● **TASK TO COMPLETE**:
Below are records to repeat exactly. Omit the pictures from the copy.

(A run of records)
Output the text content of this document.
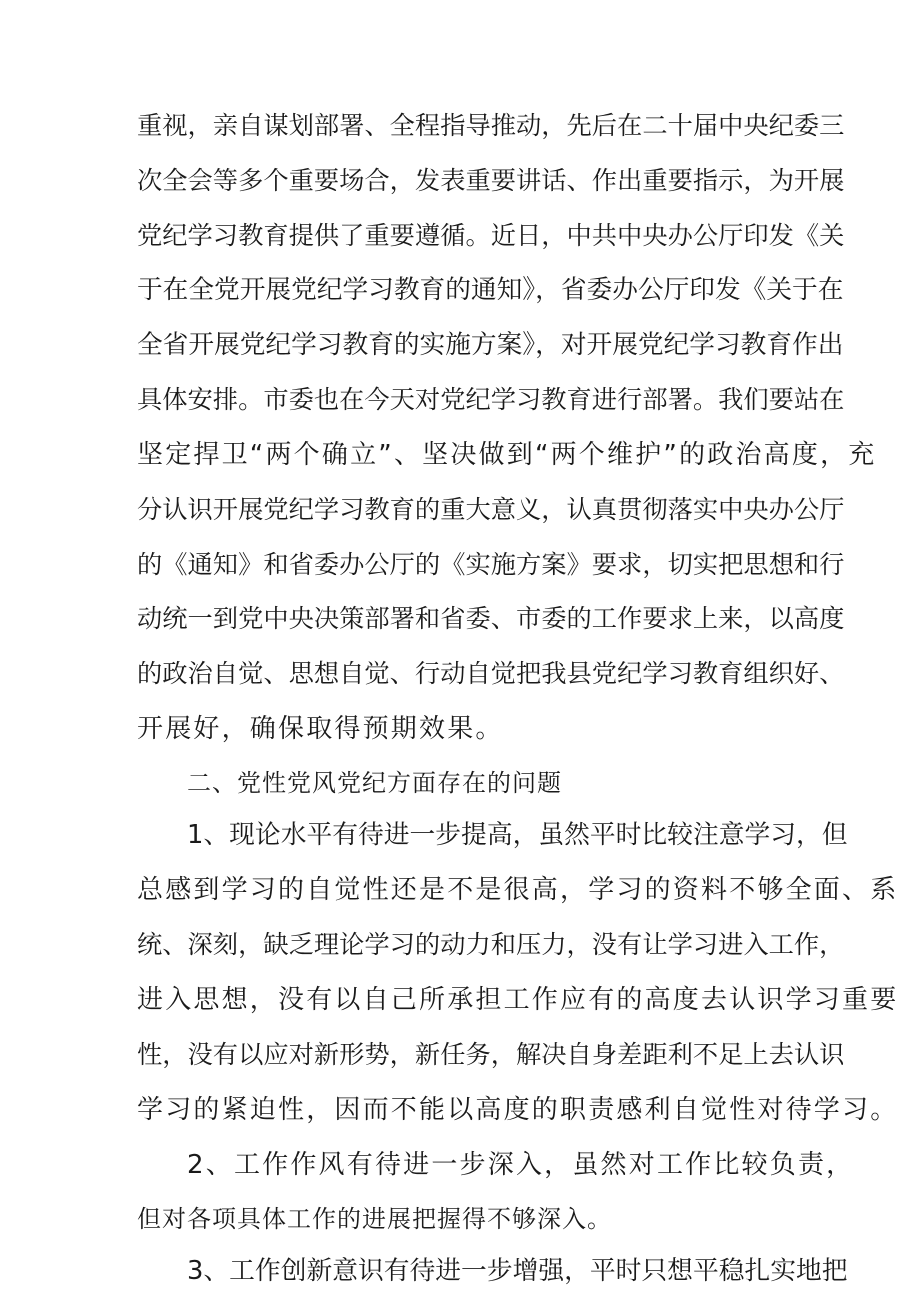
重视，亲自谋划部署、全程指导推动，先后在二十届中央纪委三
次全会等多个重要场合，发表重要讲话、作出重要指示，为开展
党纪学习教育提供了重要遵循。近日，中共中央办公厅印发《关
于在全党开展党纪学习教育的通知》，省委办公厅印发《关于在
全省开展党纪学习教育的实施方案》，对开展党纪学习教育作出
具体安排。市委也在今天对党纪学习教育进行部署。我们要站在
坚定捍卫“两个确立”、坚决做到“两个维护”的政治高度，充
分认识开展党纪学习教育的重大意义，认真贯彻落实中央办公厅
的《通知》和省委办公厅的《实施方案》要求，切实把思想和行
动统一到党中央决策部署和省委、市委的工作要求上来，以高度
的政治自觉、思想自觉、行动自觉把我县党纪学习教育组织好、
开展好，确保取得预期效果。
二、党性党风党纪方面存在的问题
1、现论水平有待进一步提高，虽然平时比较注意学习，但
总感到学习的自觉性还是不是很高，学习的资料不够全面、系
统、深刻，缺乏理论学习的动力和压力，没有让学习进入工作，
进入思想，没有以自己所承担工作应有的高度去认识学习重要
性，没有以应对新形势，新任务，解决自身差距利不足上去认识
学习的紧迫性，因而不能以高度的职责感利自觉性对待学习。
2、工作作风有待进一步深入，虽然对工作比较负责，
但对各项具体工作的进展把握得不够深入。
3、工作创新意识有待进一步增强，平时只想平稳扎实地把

● **FULL OUTPUT**:
Output the text content of this document.
重视，亲自谋划部署、全程指导推动，先后在二十届中央纪委三
次全会等多个重要场合，发表重要讲话、作出重要指示，为开展
党纪学习教育提供了重要遵循。近日，中共中央办公厅印发《关
于在全党开展党纪学习教育的通知》，省委办公厅印发《关于在
全省开展党纪学习教育的实施方案》，对开展党纪学习教育作出
具体安排。市委也在今天对党纪学习教育进行部署。我们要站在
坚定捍卫“两个确立”、坚决做到“两个维护”的政治高度，充
分认识开展党纪学习教育的重大意义，认真贯彻落实中央办公厅
的《通知》和省委办公厅的《实施方案》要求，切实把思想和行
动统一到党中央决策部署和省委、市委的工作要求上来，以高度
的政治自觉、思想自觉、行动自觉把我县党纪学习教育组织好、
开展好，确保取得预期效果。
二、党性党风党纪方面存在的问题
1、现论水平有待进一步提高，虽然平时比较注意学习，但
总感到学习的自觉性还是不是很高，学习的资料不够全面、系
统、深刻，缺乏理论学习的动力和压力，没有让学习进入工作，
进入思想，没有以自己所承担工作应有的高度去认识学习重要
性，没有以应对新形势，新任务，解决自身差距利不足上去认识
学习的紧迫性，因而不能以高度的职责感利自觉性对待学习。
2、工作作风有待进一步深入，虽然对工作比较负责，
但对各项具体工作的进展把握得不够深入。
3、工作创新意识有待进一步增强，平时只想平稳扎实地把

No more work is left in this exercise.